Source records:
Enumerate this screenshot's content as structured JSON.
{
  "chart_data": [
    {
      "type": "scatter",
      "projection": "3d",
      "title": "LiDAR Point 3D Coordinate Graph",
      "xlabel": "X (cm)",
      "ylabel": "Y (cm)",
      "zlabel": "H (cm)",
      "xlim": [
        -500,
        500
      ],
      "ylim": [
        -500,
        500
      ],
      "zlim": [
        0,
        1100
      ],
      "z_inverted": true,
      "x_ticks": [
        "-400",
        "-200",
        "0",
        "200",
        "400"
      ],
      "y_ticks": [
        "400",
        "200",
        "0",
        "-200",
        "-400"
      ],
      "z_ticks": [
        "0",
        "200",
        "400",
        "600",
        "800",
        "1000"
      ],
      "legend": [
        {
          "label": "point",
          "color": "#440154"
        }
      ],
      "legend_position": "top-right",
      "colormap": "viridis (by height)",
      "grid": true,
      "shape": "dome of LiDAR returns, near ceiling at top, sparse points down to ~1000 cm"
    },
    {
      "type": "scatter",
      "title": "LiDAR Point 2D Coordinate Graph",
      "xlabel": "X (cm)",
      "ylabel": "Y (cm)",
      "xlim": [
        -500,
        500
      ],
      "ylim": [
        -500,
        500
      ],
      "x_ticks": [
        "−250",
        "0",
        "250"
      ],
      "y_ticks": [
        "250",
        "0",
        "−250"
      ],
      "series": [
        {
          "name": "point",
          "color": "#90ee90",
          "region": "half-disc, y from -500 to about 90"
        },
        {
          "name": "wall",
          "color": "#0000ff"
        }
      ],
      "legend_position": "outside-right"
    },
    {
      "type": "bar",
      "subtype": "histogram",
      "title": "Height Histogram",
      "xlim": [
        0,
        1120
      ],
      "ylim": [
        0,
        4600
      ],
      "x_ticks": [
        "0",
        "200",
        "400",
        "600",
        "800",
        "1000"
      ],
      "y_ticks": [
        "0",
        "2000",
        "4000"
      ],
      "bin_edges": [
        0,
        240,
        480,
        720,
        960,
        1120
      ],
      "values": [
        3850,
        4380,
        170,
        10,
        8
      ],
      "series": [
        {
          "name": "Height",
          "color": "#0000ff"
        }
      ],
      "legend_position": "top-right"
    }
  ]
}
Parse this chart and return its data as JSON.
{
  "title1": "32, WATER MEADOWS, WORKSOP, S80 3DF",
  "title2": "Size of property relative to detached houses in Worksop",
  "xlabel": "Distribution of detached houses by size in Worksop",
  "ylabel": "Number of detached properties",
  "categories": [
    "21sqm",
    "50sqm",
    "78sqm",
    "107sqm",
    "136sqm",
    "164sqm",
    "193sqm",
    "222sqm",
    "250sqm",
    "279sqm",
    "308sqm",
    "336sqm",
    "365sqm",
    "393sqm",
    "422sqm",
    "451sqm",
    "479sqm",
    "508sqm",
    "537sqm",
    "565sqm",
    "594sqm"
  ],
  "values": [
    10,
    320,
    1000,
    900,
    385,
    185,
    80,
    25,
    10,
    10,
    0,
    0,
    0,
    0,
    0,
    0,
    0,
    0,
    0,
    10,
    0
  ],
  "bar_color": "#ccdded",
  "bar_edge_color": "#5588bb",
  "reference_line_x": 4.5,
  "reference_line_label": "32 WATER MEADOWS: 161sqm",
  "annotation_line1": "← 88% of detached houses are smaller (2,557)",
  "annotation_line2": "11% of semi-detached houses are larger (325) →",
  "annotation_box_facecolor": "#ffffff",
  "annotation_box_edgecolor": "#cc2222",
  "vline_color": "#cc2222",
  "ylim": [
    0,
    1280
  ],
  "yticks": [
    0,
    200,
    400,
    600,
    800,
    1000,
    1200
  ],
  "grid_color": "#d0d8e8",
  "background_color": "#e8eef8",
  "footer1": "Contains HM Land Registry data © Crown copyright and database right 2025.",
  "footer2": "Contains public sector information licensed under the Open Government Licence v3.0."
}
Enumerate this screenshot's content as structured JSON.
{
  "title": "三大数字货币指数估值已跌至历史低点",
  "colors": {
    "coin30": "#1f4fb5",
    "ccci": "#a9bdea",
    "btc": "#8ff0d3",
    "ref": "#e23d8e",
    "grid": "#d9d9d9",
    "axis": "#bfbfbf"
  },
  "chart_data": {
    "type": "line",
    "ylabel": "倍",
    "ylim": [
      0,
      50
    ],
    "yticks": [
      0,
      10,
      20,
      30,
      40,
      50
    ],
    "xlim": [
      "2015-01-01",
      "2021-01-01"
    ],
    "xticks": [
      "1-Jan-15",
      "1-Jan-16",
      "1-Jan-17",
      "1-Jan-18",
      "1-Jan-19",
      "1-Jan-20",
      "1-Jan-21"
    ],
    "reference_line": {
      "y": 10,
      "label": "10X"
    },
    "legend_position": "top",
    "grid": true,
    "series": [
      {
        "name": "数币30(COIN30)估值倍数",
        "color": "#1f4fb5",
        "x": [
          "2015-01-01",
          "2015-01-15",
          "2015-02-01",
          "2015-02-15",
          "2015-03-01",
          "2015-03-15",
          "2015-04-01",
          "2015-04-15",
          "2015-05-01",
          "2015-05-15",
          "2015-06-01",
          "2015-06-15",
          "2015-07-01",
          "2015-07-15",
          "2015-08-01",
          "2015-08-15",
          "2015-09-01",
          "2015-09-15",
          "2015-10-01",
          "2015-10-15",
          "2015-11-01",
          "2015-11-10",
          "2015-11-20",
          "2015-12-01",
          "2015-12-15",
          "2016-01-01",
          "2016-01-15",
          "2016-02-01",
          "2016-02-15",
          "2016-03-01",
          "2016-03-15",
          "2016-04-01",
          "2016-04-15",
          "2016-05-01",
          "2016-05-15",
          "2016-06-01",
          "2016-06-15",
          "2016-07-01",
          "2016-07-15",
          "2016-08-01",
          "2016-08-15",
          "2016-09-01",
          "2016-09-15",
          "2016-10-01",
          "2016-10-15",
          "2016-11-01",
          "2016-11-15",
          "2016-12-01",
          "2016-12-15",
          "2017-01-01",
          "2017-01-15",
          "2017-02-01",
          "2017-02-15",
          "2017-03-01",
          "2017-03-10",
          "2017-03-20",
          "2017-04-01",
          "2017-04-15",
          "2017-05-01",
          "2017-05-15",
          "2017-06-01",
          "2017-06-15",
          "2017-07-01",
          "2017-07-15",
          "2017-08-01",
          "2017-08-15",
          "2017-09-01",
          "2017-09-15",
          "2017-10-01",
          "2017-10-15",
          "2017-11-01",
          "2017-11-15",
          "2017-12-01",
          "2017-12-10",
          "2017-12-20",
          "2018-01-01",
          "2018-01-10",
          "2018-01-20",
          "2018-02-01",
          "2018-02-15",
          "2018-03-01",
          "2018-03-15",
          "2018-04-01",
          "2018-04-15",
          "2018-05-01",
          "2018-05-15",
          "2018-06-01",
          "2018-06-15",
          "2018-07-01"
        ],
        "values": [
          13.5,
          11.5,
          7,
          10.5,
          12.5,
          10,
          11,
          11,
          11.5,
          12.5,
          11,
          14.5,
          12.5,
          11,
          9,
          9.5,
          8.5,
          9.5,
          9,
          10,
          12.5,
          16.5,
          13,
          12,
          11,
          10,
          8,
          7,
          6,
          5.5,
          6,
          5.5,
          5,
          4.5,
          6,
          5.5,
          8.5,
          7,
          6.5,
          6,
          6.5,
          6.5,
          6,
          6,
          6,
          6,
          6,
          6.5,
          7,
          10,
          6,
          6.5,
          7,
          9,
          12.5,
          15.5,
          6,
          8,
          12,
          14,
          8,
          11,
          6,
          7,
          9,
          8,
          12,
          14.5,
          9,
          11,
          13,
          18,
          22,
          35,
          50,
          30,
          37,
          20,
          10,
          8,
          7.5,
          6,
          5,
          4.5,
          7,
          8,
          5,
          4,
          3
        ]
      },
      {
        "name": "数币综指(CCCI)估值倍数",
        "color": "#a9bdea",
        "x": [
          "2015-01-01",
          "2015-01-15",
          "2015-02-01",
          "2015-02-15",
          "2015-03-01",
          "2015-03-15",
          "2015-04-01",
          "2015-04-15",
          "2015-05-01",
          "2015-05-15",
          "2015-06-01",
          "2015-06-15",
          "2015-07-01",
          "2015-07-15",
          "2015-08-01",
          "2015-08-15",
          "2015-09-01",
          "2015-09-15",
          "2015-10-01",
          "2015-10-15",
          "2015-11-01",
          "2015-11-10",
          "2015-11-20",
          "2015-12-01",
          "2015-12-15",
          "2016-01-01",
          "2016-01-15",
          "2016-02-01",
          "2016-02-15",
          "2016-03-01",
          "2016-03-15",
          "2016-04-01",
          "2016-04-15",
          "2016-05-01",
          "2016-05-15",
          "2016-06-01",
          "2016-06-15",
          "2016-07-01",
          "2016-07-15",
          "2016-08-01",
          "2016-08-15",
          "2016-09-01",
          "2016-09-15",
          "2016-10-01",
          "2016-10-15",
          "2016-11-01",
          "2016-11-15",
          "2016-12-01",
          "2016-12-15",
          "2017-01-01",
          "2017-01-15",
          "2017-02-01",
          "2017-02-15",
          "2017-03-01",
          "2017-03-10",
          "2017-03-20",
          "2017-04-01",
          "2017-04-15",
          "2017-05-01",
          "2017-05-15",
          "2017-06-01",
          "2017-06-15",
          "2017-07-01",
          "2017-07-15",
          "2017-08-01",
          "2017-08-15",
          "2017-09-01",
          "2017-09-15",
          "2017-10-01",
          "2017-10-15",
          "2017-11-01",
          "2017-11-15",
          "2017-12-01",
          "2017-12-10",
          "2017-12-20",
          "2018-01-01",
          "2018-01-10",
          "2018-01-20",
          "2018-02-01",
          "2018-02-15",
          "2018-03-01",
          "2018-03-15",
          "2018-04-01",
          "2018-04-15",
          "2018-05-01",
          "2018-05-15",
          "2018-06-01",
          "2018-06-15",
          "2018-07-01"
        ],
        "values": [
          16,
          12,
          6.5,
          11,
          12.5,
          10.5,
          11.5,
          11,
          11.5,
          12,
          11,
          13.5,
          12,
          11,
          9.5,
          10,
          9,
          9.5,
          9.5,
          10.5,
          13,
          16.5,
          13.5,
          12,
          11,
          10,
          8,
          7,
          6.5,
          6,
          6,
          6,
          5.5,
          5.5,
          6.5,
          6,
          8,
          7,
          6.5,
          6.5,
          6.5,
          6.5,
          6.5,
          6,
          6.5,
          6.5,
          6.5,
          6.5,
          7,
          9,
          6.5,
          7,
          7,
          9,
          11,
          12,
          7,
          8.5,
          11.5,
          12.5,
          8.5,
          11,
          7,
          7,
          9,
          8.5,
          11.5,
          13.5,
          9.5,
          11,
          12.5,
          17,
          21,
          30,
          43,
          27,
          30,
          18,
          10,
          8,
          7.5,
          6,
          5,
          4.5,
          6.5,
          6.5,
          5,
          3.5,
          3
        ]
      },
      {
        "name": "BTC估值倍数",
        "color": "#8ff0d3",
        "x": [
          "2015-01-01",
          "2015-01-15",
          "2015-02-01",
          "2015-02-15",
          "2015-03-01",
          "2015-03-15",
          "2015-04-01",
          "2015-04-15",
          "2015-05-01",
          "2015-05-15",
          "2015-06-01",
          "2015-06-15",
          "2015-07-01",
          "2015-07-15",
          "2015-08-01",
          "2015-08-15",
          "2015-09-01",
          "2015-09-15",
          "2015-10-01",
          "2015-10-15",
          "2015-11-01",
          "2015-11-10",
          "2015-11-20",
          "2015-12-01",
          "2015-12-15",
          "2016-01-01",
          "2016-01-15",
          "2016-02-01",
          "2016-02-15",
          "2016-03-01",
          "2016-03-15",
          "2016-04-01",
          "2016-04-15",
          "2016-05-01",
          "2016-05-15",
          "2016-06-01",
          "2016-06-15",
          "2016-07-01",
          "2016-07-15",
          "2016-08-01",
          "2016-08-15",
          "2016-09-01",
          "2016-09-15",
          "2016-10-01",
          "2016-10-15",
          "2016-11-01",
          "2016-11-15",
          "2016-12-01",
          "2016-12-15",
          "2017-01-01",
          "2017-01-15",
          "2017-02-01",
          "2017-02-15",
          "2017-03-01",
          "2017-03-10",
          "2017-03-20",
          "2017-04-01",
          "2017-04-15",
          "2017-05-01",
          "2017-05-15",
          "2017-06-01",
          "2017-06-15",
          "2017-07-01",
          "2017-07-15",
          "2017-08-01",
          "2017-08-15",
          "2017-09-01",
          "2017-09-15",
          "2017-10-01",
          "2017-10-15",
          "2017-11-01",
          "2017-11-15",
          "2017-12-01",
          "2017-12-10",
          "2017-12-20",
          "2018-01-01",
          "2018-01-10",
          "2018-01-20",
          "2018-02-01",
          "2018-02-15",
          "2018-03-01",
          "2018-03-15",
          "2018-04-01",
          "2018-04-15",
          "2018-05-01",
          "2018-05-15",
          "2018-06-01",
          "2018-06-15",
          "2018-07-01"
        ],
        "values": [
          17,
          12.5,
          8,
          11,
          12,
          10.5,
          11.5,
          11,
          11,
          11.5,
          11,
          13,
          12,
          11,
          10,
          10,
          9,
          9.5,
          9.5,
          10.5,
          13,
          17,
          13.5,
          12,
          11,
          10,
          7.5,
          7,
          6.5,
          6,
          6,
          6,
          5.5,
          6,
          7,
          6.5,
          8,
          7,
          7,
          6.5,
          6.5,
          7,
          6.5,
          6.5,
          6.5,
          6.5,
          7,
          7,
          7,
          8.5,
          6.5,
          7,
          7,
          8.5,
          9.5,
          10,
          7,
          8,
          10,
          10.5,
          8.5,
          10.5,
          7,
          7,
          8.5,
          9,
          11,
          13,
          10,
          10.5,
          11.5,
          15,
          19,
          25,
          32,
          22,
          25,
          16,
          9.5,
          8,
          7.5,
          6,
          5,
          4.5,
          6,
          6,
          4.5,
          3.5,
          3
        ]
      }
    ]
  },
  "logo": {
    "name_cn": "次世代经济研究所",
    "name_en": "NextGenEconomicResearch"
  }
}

Short task
Count the lines in which the string "Graph" appears, then report only that figure.

Complete response
2